## BEGIN
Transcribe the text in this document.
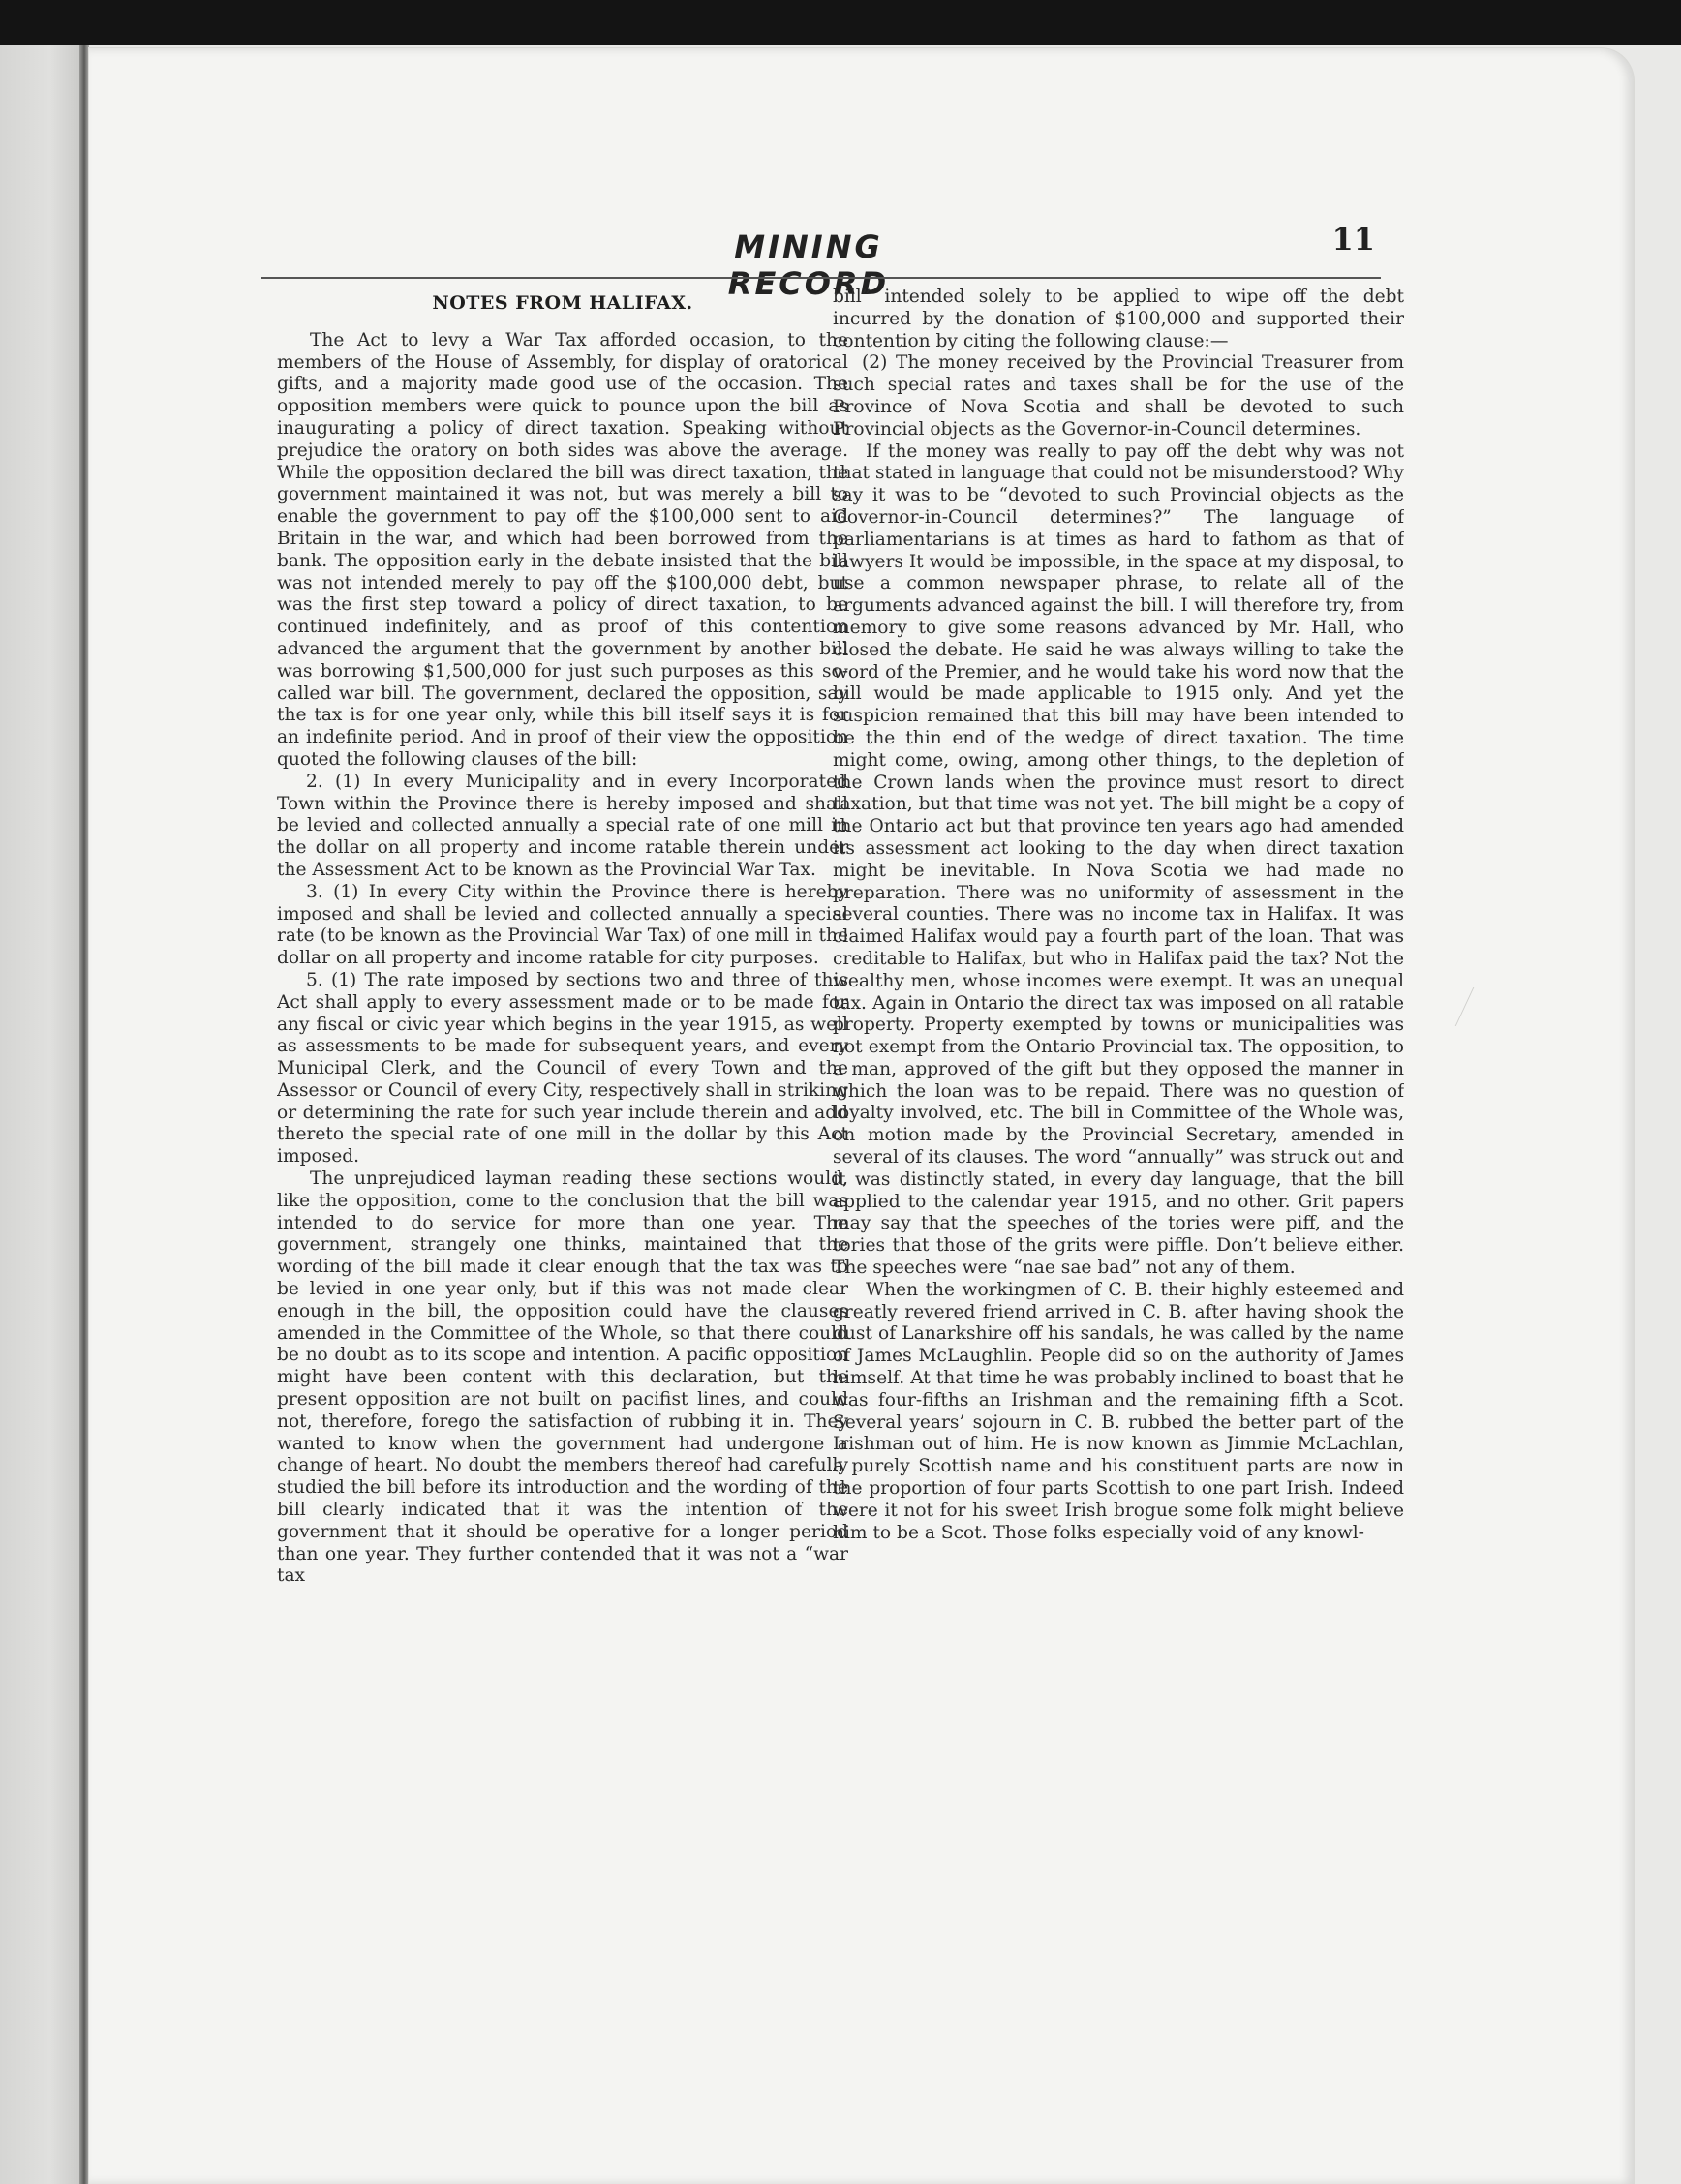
MINING RECORD
11
NOTES FROM HALIFAX.

The Act to levy a War Tax afforded occasion, to the members of the House of Assembly, for display of oratorical gifts, and a majority made good use of the occasion. The opposition members were quick to pounce upon the bill as inaugurating a policy of direct taxation. Speaking without prejudice the oratory on both sides was above the average. While the opposition declared the bill was direct taxation, the government maintained it was not, but was merely a bill to enable the government to pay off the $100,000 sent to aid Britain in the war, and which had been borrowed from the bank. The opposition early in the debate insisted that the bill was not intended merely to pay off the $100,000 debt, but was the first step toward a policy of direct taxation, to be continued indefinitely, and as proof of this contention advanced the argument that the government by another bill was borrowing $1,500,000 for just such purposes as this so-called war bill. The government, declared the opposition, say the tax is for one year only, while this bill itself says it is for an indefinite period. And in proof of their view the opposition quoted the following clauses of the bill:

2. (1) In every Municipality and in every Incorporated Town within the Province there is hereby imposed and shall be levied and collected annually a special rate of one mill in the dollar on all property and income ratable therein under the Assessment Act to be known as the Provincial War Tax.

3. (1) In every City within the Province there is hereby imposed and shall be levied and collected annually a special rate (to be known as the Provincial War Tax) of one mill in the dollar on all property and income ratable for city purposes.

5. (1) The rate imposed by sections two and three of this Act shall apply to every assessment made or to be made for any fiscal or civic year which begins in the year 1915, as well as assessments to be made for subsequent years, and every Municipal Clerk, and the Council of every Town and the Assessor or Council of every City, respectively shall in striking or determining the rate for such year include therein and add thereto the special rate of one mill in the dollar by this Act imposed.

The unprejudiced layman reading these sections would, like the opposition, come to the conclusion that the bill was intended to do service for more than one year. The government, strangely one thinks, maintained that the wording of the bill made it clear enough that the tax was to be levied in one year only, but if this was not made clear enough in the bill, the opposition could have the clauses amended in the Committee of the Whole, so that there could be no doubt as to its scope and intention. A pacific opposition might have been content with this declaration, but the present opposition are not built on pacifist lines, and could not, therefore, forego the satisfaction of rubbing it in. They wanted to know when the government had undergone a change of heart. No doubt the members thereof had carefully studied the bill before its introduction and the wording of the bill clearly indicated that it was the intention of the government that it should be operative for a longer period than one year. They further contended that it was not a “war tax

bill” intended solely to be applied to wipe off the debt incurred by the donation of $100,000 and supported their contention by citing the following clause:—

(2) The money received by the Provincial Treasurer from such special rates and taxes shall be for the use of the Province of Nova Scotia and shall be devoted to such Provincial objects as the Governor-in-Council determines.

If the money was really to pay off the debt why was not that stated in language that could not be misunderstood? Why say it was to be “devoted to such Provincial objects as the Governor-in-Council determines?” The language of parliamentarians is at times as hard to fathom as that of lawyers It would be impossible, in the space at my disposal, to use a common newspaper phrase, to relate all of the arguments advanced against the bill. I will therefore try, from memory to give some reasons advanced by Mr. Hall, who closed the debate. He said he was always willing to take the word of the Premier, and he would take his word now that the bill would be made applicable to 1915 only. And yet the suspicion remained that this bill may have been intended to be the thin end of the wedge of direct taxation. The time might come, owing, among other things, to the depletion of the Crown lands when the province must resort to direct taxation, but that time was not yet. The bill might be a copy of the Ontario act but that province ten years ago had amended its assessment act looking to the day when direct taxation might be inevitable. In Nova Scotia we had made no preparation. There was no uniformity of assessment in the several counties. There was no income tax in Halifax. It was claimed Halifax would pay a fourth part of the loan. That was creditable to Halifax, but who in Halifax paid the tax? Not the wealthy men, whose incomes were exempt. It was an unequal tax. Again in Ontario the direct tax was imposed on all ratable property. Property exempted by towns or municipalities was not exempt from the Ontario Provincial tax. The opposition, to a man, approved of the gift but they opposed the manner in which the loan was to be repaid. There was no question of loyalty involved, etc. The bill in Committee of the Whole was, on motion made by the Provincial Secretary, amended in several of its clauses. The word “annually” was struck out and it was distinctly stated, in every day language, that the bill applied to the calendar year 1915, and no other. Grit papers may say that the speeches of the tories were piff, and the tories that those of the grits were piffle. Don’t believe either. The speeches were “nae sae bad” not any of them.

When the workingmen of C. B. their highly esteemed and greatly revered friend arrived in C. B. after having shook the dust of Lanarkshire off his sandals, he was called by the name of James McLaughlin. People did so on the authority of James himself. At that time he was probably inclined to boast that he was four-fifths an Irishman and the remaining fifth a Scot. Several years’ sojourn in C. B. rubbed the better part of the Irishman out of him. He is now known as Jimmie McLachlan, a purely Scottish name and his constituent parts are now in the proportion of four parts Scottish to one part Irish. Indeed were it not for his sweet Irish brogue some folk might believe him to be a Scot. Those folks especially void of any knowl-
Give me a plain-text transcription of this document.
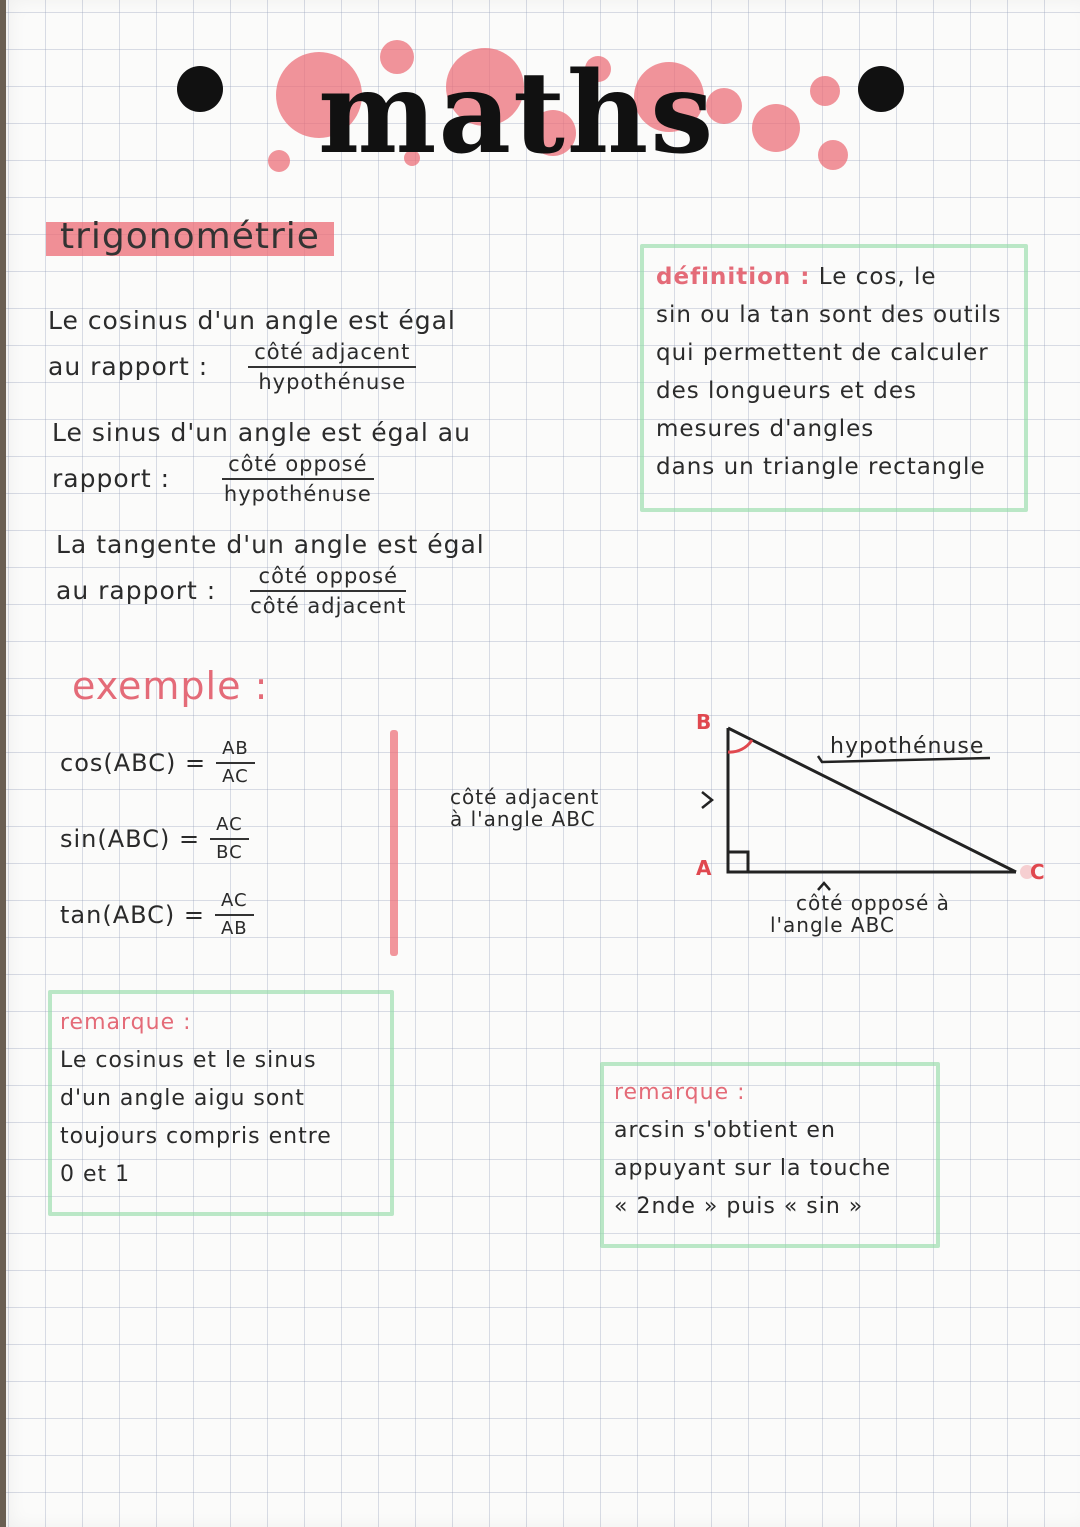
maths
trigonométrie
Le cosinus d'un angle est égal
au rapport : $\frac{\text{côté adjacent}}{\text{hypothénuse}}$
Le sinus d'un angle est égal au
rapport : $\frac{\text{côté opposé}}{\text{hypothénuse}}$
La tangente d'un angle est égal
au rapport : $\frac{\text{côté opposé}}{\text{côté adjacent}}$
définition : Le cos, le
sin ou la tan sont des outils
qui permettent de calculer
des longueurs et des
mesures d'angles
dans un triangle rectangle
exemple :
$\cos(ABC) = \frac{AB}{AC}$
$\sin(ABC) = \frac{AC}{BC}$
$\tan(ABC) = \frac{AC}{AB}$
B
A	C
hypothénuse
côté adjacent
à l'angle ABC
côté opposé à
l'angle ABC
remarque :
Le cosinus et le sinus
d'un angle aigu sont
toujours compris entre
0 et 1
remarque :
arcsin s'obtient en
appuyant sur la touche
« 2nde » puis « sin »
## END
**Given instruction:** Pictures are to be left out; all else in the entries above is to be quoted exactly.

**Answer for the task:**
Transcribe the text in this document.
MINING RECORD
11
NOTES FROM HALIFAX.

The Act to levy a War Tax afforded occasion, to the members of the House of Assembly, for display of oratorical gifts, and a majority made good use of the occasion. The opposition members were quick to pounce upon the bill as inaugurating a policy of direct taxation. Speaking without prejudice the oratory on both sides was above the average. While the opposition declared the bill was direct taxation, the government maintained it was not, but was merely a bill to enable the government to pay off the $100,000 sent to aid Britain in the war, and which had been borrowed from the bank. The opposition early in the debate insisted that the bill was not intended merely to pay off the $100,000 debt, but was the first step toward a policy of direct taxation, to be continued indefinitely, and as proof of this contention advanced the argument that the government by another bill was borrowing $1,500,000 for just such purposes as this so-called war bill. The government, declared the opposition, say the tax is for one year only, while this bill itself says it is for an indefinite period. And in proof of their view the opposition quoted the following clauses of the bill:

2. (1) In every Municipality and in every Incorporated Town within the Province there is hereby imposed and shall be levied and collected annually a special rate of one mill in the dollar on all property and income ratable therein under the Assessment Act to be known as the Provincial War Tax.

3. (1) In every City within the Province there is hereby imposed and shall be levied and collected annually a special rate (to be known as the Provincial War Tax) of one mill in the dollar on all property and income ratable for city purposes.

5. (1) The rate imposed by sections two and three of this Act shall apply to every assessment made or to be made for any fiscal or civic year which begins in the year 1915, as well as assessments to be made for subsequent years, and every Municipal Clerk, and the Council of every Town and the Assessor or Council of every City, respectively shall in striking or determining the rate for such year include therein and add thereto the special rate of one mill in the dollar by this Act imposed.

The unprejudiced layman reading these sections would, like the opposition, come to the conclusion that the bill was intended to do service for more than one year. The government, strangely one thinks, maintained that the wording of the bill made it clear enough that the tax was to be levied in one year only, but if this was not made clear enough in the bill, the opposition could have the clauses amended in the Committee of the Whole, so that there could be no doubt as to its scope and intention. A pacific opposition might have been content with this declaration, but the present opposition are not built on pacifist lines, and could not, therefore, forego the satisfaction of rubbing it in. They wanted to know when the government had undergone a change of heart. No doubt the members thereof had carefully studied the bill before its introduction and the wording of the bill clearly indicated that it was the intention of the government that it should be operative for a longer period than one year. They further contended that it was not a “war tax

bill” intended solely to be applied to wipe off the debt incurred by the donation of $100,000 and supported their contention by citing the following clause:—

(2) The money received by the Provincial Treasurer from such special rates and taxes shall be for the use of the Province of Nova Scotia and shall be devoted to such Provincial objects as the Governor-in-Council determines.

If the money was really to pay off the debt why was not that stated in language that could not be misunderstood? Why say it was to be “devoted to such Provincial objects as the Governor-in-Council determines?” The language of parliamentarians is at times as hard to fathom as that of lawyers It would be impossible, in the space at my disposal, to use a common newspaper phrase, to relate all of the arguments advanced against the bill. I will therefore try, from memory to give some reasons advanced by Mr. Hall, who closed the debate. He said he was always willing to take the word of the Premier, and he would take his word now that the bill would be made applicable to 1915 only. And yet the suspicion remained that this bill may have been intended to be the thin end of the wedge of direct taxation. The time might come, owing, among other things, to the depletion of the Crown lands when the province must resort to direct taxation, but that time was not yet. The bill might be a copy of the Ontario act but that province ten years ago had amended its assessment act looking to the day when direct taxation might be inevitable. In Nova Scotia we had made no preparation. There was no uniformity of assessment in the several counties. There was no income tax in Halifax. It was claimed Halifax would pay a fourth part of the loan. That was creditable to Halifax, but who in Halifax paid the tax? Not the wealthy men, whose incomes were exempt. It was an unequal tax. Again in Ontario the direct tax was imposed on all ratable property. Property exempted by towns or municipalities was not exempt from the Ontario Provincial tax. The opposition, to a man, approved of the gift but they opposed the manner in which the loan was to be repaid. There was no question of loyalty involved, etc. The bill in Committee of the Whole was, on motion made by the Provincial Secretary, amended in several of its clauses. The word “annually” was struck out and it was distinctly stated, in every day language, that the bill applied to the calendar year 1915, and no other. Grit papers may say that the speeches of the tories were piff, and the tories that those of the grits were piffle. Don’t believe either. The speeches were “nae sae bad” not any of them.

When the workingmen of C. B. their highly esteemed and greatly revered friend arrived in C. B. after having shook the dust of Lanarkshire off his sandals, he was called by the name of James McLaughlin. People did so on the authority of James himself. At that time he was probably inclined to boast that he was four-fifths an Irishman and the remaining fifth a Scot. Several years’ sojourn in C. B. rubbed the better part of the Irishman out of him. He is now known as Jimmie McLachlan, a purely Scottish name and his constituent parts are now in the proportion of four parts Scottish to one part Irish. Indeed were it not for his sweet Irish brogue some folk might believe him to be a Scot. Those folks especially void of any knowl-
Give me a plain-text transcription of this document.
maths
trigonométrie
Le cosinus d'un angle est égal
au rapport : $\frac{\text{côté adjacent}}{\text{hypothénuse}}$
Le sinus d'un angle est égal au
rapport : $\frac{\text{côté opposé}}{\text{hypothénuse}}$
La tangente d'un angle est égal
au rapport : $\frac{\text{côté opposé}}{\text{côté adjacent}}$
définition : Le cos, le
sin ou la tan sont des outils
qui permettent de calculer
des longueurs et des
mesures d'angles
dans un triangle rectangle
exemple :
$\cos(ABC) = \frac{AB}{AC}$
$\sin(ABC) = \frac{AC}{BC}$
$\tan(ABC) = \frac{AC}{AB}$
B
A	C
hypothénuse
côté adjacent
à l'angle ABC
côté opposé à
l'angle ABC
remarque :
Le cosinus et le sinus
d'un angle aigu sont
toujours compris entre
0 et 1
remarque :
arcsin s'obtient en
appuyant sur la touche
« 2nde » puis « sin »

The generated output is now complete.